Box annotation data
::::::::
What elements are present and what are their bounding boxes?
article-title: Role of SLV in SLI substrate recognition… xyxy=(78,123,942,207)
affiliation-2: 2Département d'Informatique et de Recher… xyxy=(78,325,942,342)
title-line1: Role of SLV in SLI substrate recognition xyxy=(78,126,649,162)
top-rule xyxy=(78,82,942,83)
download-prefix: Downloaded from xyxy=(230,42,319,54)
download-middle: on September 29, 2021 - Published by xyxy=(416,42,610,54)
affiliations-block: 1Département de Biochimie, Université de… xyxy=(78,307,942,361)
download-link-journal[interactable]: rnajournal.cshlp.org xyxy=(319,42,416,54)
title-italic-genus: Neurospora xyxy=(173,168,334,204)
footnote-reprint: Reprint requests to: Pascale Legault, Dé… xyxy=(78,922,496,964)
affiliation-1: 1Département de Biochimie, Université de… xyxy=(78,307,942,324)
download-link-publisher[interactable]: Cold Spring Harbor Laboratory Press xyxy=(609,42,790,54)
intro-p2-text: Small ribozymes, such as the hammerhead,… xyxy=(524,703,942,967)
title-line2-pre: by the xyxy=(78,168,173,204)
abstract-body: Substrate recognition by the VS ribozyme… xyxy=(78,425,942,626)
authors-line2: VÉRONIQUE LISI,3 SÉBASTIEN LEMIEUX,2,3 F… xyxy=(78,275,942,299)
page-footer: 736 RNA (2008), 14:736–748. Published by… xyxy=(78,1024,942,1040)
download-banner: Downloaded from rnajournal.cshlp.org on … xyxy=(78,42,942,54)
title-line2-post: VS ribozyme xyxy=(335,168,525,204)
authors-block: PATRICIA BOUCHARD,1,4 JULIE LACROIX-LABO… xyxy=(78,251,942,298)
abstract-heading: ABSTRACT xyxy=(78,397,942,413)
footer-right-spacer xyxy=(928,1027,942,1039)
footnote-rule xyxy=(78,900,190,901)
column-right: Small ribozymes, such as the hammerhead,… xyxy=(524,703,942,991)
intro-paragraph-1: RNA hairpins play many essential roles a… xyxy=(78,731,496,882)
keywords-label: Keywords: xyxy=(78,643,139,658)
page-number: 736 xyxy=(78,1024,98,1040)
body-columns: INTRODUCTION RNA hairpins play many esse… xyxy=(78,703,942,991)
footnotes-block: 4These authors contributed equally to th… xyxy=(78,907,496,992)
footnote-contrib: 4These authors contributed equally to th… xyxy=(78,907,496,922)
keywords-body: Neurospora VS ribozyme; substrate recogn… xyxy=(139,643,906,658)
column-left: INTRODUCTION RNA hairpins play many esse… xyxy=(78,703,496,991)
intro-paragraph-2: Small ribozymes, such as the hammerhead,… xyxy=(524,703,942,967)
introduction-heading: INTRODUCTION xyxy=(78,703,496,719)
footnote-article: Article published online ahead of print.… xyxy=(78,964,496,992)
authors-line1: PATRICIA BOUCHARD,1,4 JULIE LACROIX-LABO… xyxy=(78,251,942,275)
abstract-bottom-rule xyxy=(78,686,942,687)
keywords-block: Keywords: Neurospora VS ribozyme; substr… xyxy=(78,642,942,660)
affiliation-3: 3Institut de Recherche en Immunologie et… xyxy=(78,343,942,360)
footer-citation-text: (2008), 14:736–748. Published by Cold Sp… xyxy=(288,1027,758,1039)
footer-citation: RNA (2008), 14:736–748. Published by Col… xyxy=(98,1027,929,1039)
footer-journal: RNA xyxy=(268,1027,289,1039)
::::::::
- _Exercise objective_:
Edit the records above by replacing every "xyxy" with "bbox", keeping everything else unchanged.

- _In response_:
What elements are present and what are their bounding boxes?
article-title: Role of SLV in SLI substrate recognition… bbox=(78,123,942,207)
affiliation-2: 2Département d'Informatique et de Recher… bbox=(78,325,942,342)
title-line1: Role of SLV in SLI substrate recognition bbox=(78,126,649,162)
top-rule bbox=(78,82,942,83)
download-prefix: Downloaded from bbox=(230,42,319,54)
download-middle: on September 29, 2021 - Published by bbox=(416,42,610,54)
affiliations-block: 1Département de Biochimie, Université de… bbox=(78,307,942,361)
download-link-journal[interactable]: rnajournal.cshlp.org bbox=(319,42,416,54)
title-italic-genus: Neurospora bbox=(173,168,334,204)
footnote-reprint: Reprint requests to: Pascale Legault, Dé… bbox=(78,922,496,964)
affiliation-1: 1Département de Biochimie, Université de… bbox=(78,307,942,324)
download-link-publisher[interactable]: Cold Spring Harbor Laboratory Press bbox=(609,42,790,54)
intro-p2-text: Small ribozymes, such as the hammerhead,… bbox=(524,703,942,967)
title-line2-pre: by the bbox=(78,168,173,204)
abstract-body: Substrate recognition by the VS ribozyme… bbox=(78,425,942,626)
authors-line2: VÉRONIQUE LISI,3 SÉBASTIEN LEMIEUX,2,3 F… bbox=(78,275,942,299)
page-footer: 736 RNA (2008), 14:736–748. Published by… bbox=(78,1024,942,1040)
download-banner: Downloaded from rnajournal.cshlp.org on … bbox=(78,42,942,54)
title-line2-post: VS ribozyme bbox=(335,168,525,204)
authors-block: PATRICIA BOUCHARD,1,4 JULIE LACROIX-LABO… bbox=(78,251,942,298)
abstract-heading: ABSTRACT bbox=(78,397,942,413)
footer-right-spacer bbox=(928,1027,942,1039)
footnote-rule bbox=(78,900,190,901)
column-right: Small ribozymes, such as the hammerhead,… bbox=(524,703,942,991)
intro-paragraph-1: RNA hairpins play many essential roles a… bbox=(78,731,496,882)
keywords-label: Keywords: bbox=(78,643,139,658)
page-number: 736 bbox=(78,1024,98,1040)
body-columns: INTRODUCTION RNA hairpins play many esse… bbox=(78,703,942,991)
footnotes-block: 4These authors contributed equally to th… bbox=(78,907,496,992)
footnote-contrib: 4These authors contributed equally to th… bbox=(78,907,496,922)
keywords-body: Neurospora VS ribozyme; substrate recogn… bbox=(139,643,906,658)
column-left: INTRODUCTION RNA hairpins play many esse… bbox=(78,703,496,991)
intro-paragraph-2: Small ribozymes, such as the hammerhead,… bbox=(524,703,942,967)
introduction-heading: INTRODUCTION bbox=(78,703,496,719)
footnote-article: Article published online ahead of print.… bbox=(78,964,496,992)
authors-line1: PATRICIA BOUCHARD,1,4 JULIE LACROIX-LABO… bbox=(78,251,942,275)
abstract-bottom-rule bbox=(78,686,942,687)
keywords-block: Keywords: Neurospora VS ribozyme; substr… bbox=(78,642,942,660)
affiliation-3: 3Institut de Recherche en Immunologie et… bbox=(78,343,942,360)
footer-citation-text: (2008), 14:736–748. Published by Cold Sp… bbox=(288,1027,758,1039)
footer-citation: RNA (2008), 14:736–748. Published by Col… bbox=(98,1027,929,1039)
footer-journal: RNA bbox=(268,1027,289,1039)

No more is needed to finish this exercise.